++++ ENTRIES SUPPLIED
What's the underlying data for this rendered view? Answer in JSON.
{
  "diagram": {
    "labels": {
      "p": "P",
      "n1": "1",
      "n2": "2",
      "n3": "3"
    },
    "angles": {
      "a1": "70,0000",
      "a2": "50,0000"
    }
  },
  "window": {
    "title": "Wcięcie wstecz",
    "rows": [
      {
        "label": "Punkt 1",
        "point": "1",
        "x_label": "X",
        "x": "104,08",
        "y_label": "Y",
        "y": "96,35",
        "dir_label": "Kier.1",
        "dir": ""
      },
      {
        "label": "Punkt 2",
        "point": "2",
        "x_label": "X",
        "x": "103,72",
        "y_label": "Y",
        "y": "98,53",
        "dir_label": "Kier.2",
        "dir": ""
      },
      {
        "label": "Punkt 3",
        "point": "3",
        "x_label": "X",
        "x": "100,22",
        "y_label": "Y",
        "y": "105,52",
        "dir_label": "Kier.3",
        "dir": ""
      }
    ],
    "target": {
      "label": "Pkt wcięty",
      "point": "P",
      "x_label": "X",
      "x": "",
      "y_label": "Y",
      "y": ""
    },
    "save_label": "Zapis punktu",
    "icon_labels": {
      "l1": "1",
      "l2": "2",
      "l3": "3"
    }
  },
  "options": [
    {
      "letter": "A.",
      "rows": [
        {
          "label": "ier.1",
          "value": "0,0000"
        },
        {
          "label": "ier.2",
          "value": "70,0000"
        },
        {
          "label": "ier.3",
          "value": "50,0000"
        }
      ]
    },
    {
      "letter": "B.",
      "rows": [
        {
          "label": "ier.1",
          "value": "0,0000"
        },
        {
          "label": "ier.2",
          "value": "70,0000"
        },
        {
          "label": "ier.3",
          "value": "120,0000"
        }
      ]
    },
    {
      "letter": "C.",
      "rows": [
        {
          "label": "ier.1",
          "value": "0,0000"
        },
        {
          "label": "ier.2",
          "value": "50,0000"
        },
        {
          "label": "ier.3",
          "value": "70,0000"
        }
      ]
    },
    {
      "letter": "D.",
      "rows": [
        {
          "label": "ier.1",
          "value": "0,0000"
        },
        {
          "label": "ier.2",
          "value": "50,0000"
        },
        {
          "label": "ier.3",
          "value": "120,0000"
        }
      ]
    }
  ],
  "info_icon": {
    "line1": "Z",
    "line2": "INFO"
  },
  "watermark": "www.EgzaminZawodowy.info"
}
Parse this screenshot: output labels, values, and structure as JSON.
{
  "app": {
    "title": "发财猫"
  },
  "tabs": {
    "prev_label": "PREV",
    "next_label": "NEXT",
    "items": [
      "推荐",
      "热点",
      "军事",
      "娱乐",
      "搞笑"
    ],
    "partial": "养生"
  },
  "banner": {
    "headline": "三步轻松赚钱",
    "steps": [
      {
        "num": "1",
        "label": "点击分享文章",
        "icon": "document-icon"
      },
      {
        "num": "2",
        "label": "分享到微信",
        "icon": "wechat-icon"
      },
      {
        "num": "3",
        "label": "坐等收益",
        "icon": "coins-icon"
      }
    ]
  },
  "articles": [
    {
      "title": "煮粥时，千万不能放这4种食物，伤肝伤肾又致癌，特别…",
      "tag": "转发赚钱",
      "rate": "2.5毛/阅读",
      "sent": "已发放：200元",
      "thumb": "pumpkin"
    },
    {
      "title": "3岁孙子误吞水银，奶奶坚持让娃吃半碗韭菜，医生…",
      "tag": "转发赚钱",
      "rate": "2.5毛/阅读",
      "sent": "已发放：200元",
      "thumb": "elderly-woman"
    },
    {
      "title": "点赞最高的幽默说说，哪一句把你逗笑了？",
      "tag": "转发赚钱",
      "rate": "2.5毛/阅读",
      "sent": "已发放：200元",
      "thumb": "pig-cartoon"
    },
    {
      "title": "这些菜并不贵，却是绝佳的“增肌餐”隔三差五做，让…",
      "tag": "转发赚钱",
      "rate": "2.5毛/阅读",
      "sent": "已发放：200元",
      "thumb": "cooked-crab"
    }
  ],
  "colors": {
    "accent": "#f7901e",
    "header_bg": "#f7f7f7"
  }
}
++++++++
GIVEN EXERCISE » Reproduce the lines word for word, starting at the one holding "Parse this screenshot: output" and ending at the final line of the material above.

TASK RESULT »
Parse this screenshot: output labels, values, and structure as JSON.
{
  "app": {
    "title": "发财猫"
  },
  "tabs": {
    "prev_label": "PREV",
    "next_label": "NEXT",
    "items": [
      "推荐",
      "热点",
      "军事",
      "娱乐",
      "搞笑"
    ],
    "partial": "养生"
  },
  "banner": {
    "headline": "三步轻松赚钱",
    "steps": [
      {
        "num": "1",
        "label": "点击分享文章",
        "icon": "document-icon"
      },
      {
        "num": "2",
        "label": "分享到微信",
        "icon": "wechat-icon"
      },
      {
        "num": "3",
        "label": "坐等收益",
        "icon": "coins-icon"
      }
    ]
  },
  "articles": [
    {
      "title": "煮粥时，千万不能放这4种食物，伤肝伤肾又致癌，特别…",
      "tag": "转发赚钱",
      "rate": "2.5毛/阅读",
      "sent": "已发放：200元",
      "thumb": "pumpkin"
    },
    {
      "title": "3岁孙子误吞水银，奶奶坚持让娃吃半碗韭菜，医生…",
      "tag": "转发赚钱",
      "rate": "2.5毛/阅读",
      "sent": "已发放：200元",
      "thumb": "elderly-woman"
    },
    {
      "title": "点赞最高的幽默说说，哪一句把你逗笑了？",
      "tag": "转发赚钱",
      "rate": "2.5毛/阅读",
      "sent": "已发放：200元",
      "thumb": "pig-cartoon"
    },
    {
      "title": "这些菜并不贵，却是绝佳的“增肌餐”隔三差五做，让…",
      "tag": "转发赚钱",
      "rate": "2.5毛/阅读",
      "sent": "已发放：200元",
      "thumb": "cooked-crab"
    }
  ],
  "colors": {
    "accent": "#f7901e",
    "header_bg": "#f7f7f7"
  }
}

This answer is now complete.